#### [Stored records]
++++++++++++++++++++

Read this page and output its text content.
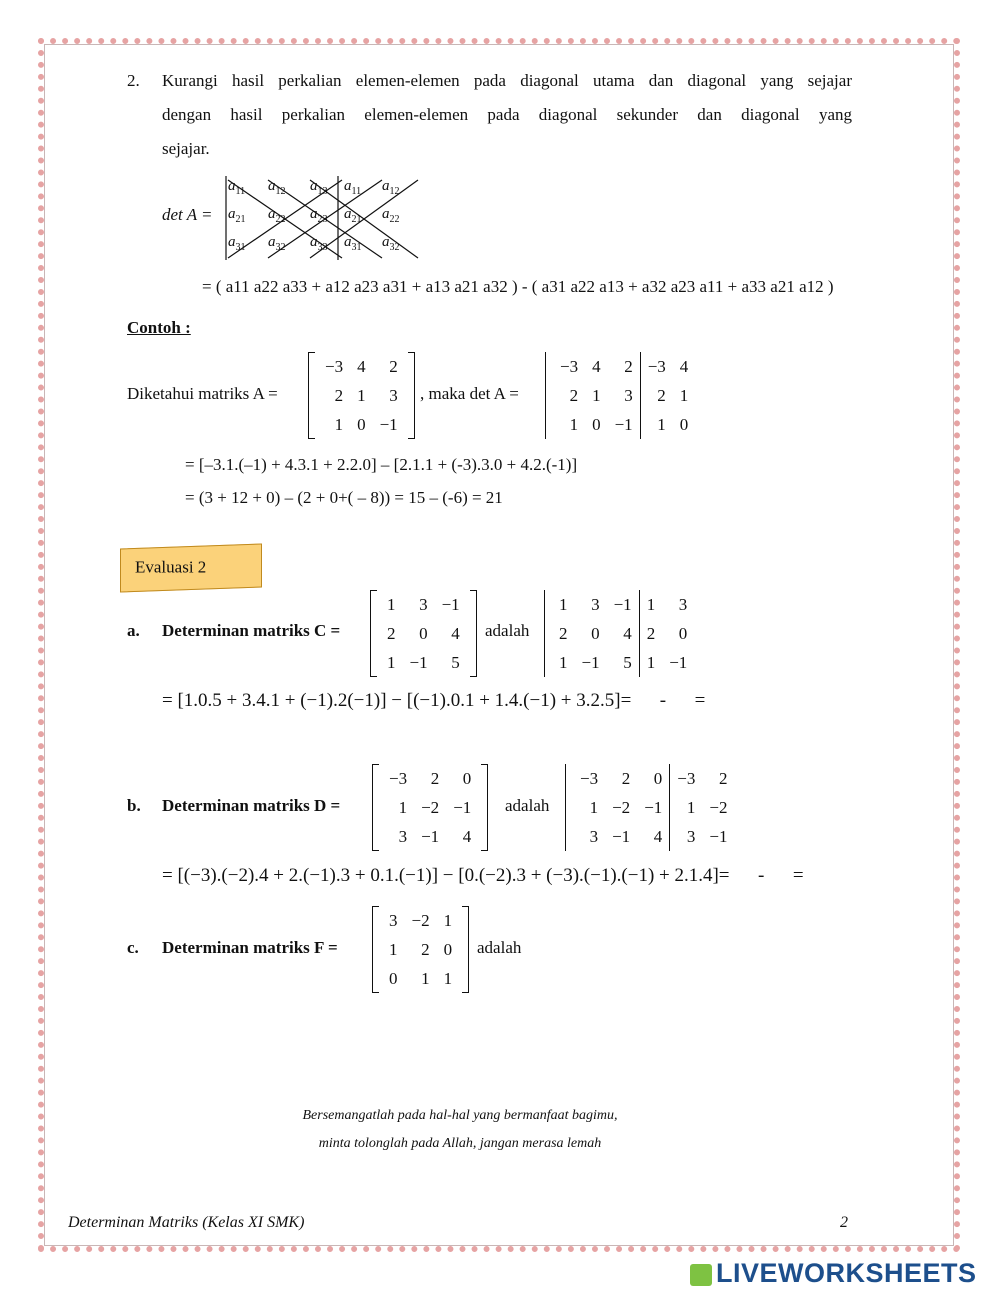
2. Kurangi hasil perkalian elemen-elemen pada diagonal utama dan diagonal yang sejajar
dengan hasil perkalian elemen-elemen pada diagonal sekunder dan diagonal yang
sejajar.
det A =
$a_{11}$ $a_{12}$ $a_{13}$ $a_{11}$ $a_{12}$
$a_{21}$ $a_{22}$ $a_{23}$ $a_{21}$ $a_{22}$
$a_{31}$ $a_{32}$ $a_{33}$ $a_{31}$ $a_{32}$
= ( a11 a22 a33 + a12 a23 a31 + a13 a21 a32 ) - ( a31 a22 a13 + a32 a23 a11 + a33 a21 a12 )
Contoh :
Diketahui matriks A =
−3	4	2
2	1	3
1	0	−1
, maka det A =
−3	4	2	−3	4
2	1	3	2	1
1	0	−1	1	0
= [–3.1.(–1) + 4.3.1 + 2.2.0] – [2.1.1 + (-3).3.0 + 4.2.(-1)]
= (3 + 12 + 0) – (2 + 0+( – 8)) = 15 – (-6) = 21
Evaluasi 2
a. Determinan matriks C =
1	3	−1
2	0	4
1	−1	5
adalah
1	3	−1	1	3
2	0	4	2	0
1	−1	5	1	−1
= [1.0.5 + 3.4.1 + (−1).2(−1)] − [(−1).0.1 + 1.4.(−1) + 3.2.5]=      -      =
b. Determinan matriks D =
−3	2	0
1	−2	−1
3	−1	4
adalah
−3	2	0	−3	2
1	−2	−1	1	−2
3	−1	4	3	−1
= [(−3).(−2).4 + 2.(−1).3 + 0.1.(−1)] − [0.(−2).3 + (−3).(−1).(−1) + 2.1.4]=      -      =
c. Determinan matriks F =
3	−2	1
1	2	0
0	1	1
adalah
Bersemangatlah pada hal-hal yang bermanfaat bagimu,
minta tolonglah pada Allah, jangan merasa lemah
Determinan Matriks (Kelas XI SMK)	2
LIVEWORKSHEETS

++++++++++++++++++++

#### [DIRECTION]
Extract the full listing above verbatim; pictures are to be left out of the copy.

#### [EXERCISE OUTPUT]
Read this page and output its text content.
2. Kurangi hasil perkalian elemen-elemen pada diagonal utama dan diagonal yang sejajar
dengan hasil perkalian elemen-elemen pada diagonal sekunder dan diagonal yang
sejajar.
det A =
$a_{11}$ $a_{12}$ $a_{13}$ $a_{11}$ $a_{12}$
$a_{21}$ $a_{22}$ $a_{23}$ $a_{21}$ $a_{22}$
$a_{31}$ $a_{32}$ $a_{33}$ $a_{31}$ $a_{32}$
= ( a11 a22 a33 + a12 a23 a31 + a13 a21 a32 ) - ( a31 a22 a13 + a32 a23 a11 + a33 a21 a12 )
Contoh :
Diketahui matriks A =
−3	4	2
2	1	3
1	0	−1
, maka det A =
−3	4	2	−3	4
2	1	3	2	1
1	0	−1	1	0
= [–3.1.(–1) + 4.3.1 + 2.2.0] – [2.1.1 + (-3).3.0 + 4.2.(-1)]
= (3 + 12 + 0) – (2 + 0+( – 8)) = 15 – (-6) = 21
Evaluasi 2
a. Determinan matriks C =
1	3	−1
2	0	4
1	−1	5
adalah
1	3	−1	1	3
2	0	4	2	0
1	−1	5	1	−1
= [1.0.5 + 3.4.1 + (−1).2(−1)] − [(−1).0.1 + 1.4.(−1) + 3.2.5]=      -      =
b. Determinan matriks D =
−3	2	0
1	−2	−1
3	−1	4
adalah
−3	2	0	−3	2
1	−2	−1	1	−2
3	−1	4	3	−1
= [(−3).(−2).4 + 2.(−1).3 + 0.1.(−1)] − [0.(−2).3 + (−3).(−1).(−1) + 2.1.4]=      -      =
c. Determinan matriks F =
3	−2	1
1	2	0
0	1	1
adalah
Bersemangatlah pada hal-hal yang bermanfaat bagimu,
minta tolonglah pada Allah, jangan merasa lemah
Determinan Matriks (Kelas XI SMK)	2
LIVEWORKSHEETS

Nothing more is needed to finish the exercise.